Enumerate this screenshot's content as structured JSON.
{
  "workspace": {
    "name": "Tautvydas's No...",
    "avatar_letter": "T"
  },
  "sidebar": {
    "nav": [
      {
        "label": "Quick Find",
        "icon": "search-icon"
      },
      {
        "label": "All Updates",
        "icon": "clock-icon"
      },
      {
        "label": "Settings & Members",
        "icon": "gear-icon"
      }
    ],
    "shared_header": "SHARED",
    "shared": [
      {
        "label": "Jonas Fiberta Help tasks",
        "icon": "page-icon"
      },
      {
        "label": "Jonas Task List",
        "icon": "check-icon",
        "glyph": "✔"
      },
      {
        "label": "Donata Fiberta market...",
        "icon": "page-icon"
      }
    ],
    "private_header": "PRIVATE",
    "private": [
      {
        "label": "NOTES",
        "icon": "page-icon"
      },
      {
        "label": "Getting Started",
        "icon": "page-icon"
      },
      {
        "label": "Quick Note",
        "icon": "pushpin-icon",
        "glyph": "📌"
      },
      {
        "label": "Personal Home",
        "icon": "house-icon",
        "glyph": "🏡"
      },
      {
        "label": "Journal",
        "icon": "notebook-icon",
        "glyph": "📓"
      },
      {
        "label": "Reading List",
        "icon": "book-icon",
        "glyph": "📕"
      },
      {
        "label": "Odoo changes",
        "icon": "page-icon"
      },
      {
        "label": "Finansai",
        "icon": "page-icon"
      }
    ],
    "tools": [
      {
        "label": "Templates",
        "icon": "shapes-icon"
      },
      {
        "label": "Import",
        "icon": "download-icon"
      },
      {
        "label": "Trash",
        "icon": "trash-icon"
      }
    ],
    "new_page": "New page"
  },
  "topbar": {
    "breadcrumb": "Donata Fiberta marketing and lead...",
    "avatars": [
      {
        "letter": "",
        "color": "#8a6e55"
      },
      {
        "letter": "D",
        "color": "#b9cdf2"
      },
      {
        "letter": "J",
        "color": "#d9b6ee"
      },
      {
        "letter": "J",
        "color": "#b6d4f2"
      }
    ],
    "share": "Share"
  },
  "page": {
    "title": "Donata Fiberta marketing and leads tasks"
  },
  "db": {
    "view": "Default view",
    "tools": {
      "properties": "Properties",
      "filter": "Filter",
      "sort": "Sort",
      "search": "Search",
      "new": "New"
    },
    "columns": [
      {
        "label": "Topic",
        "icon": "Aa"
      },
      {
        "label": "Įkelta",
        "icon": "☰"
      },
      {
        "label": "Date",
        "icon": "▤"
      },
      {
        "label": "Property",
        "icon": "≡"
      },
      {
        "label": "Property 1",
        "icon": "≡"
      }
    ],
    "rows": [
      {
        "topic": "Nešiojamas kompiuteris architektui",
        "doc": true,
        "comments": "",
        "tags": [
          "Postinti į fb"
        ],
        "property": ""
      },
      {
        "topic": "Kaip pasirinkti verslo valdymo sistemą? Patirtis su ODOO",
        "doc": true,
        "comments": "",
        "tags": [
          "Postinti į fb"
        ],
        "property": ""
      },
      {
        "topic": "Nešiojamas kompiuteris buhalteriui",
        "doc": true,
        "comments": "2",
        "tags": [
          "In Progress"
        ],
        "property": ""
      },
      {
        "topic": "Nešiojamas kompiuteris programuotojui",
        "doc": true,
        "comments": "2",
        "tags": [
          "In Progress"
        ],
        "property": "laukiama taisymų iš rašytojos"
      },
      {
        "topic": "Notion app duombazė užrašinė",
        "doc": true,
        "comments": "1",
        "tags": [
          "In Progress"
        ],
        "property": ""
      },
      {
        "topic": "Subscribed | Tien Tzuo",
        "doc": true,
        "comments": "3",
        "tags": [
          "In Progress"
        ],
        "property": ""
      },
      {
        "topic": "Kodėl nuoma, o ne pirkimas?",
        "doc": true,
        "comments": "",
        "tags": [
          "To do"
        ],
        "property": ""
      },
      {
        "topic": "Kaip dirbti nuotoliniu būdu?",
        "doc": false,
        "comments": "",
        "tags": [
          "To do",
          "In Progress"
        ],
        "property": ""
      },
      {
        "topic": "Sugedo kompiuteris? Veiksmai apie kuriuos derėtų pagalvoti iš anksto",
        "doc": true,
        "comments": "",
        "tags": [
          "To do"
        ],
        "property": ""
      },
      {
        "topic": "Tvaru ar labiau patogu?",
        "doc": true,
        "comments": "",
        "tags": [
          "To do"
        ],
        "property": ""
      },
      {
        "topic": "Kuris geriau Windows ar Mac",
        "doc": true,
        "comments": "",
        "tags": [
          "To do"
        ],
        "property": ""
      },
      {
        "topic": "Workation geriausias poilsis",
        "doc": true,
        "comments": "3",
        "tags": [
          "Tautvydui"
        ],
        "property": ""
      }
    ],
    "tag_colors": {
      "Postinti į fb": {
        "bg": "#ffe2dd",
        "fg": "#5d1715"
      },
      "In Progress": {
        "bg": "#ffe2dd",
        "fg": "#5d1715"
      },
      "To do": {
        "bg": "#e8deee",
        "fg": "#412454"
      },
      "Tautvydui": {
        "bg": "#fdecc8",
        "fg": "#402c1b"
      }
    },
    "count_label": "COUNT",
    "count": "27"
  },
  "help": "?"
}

**STATED GOAL:** Gather all lines of the records that include the word "Kaip".

**RESPONSE BELOW:**
        "topic": "Kaip pasirinkti verslo valdymo sistemą? Patirtis su ODOO",
        "topic": "Kaip dirbti nuotoliniu būdu?",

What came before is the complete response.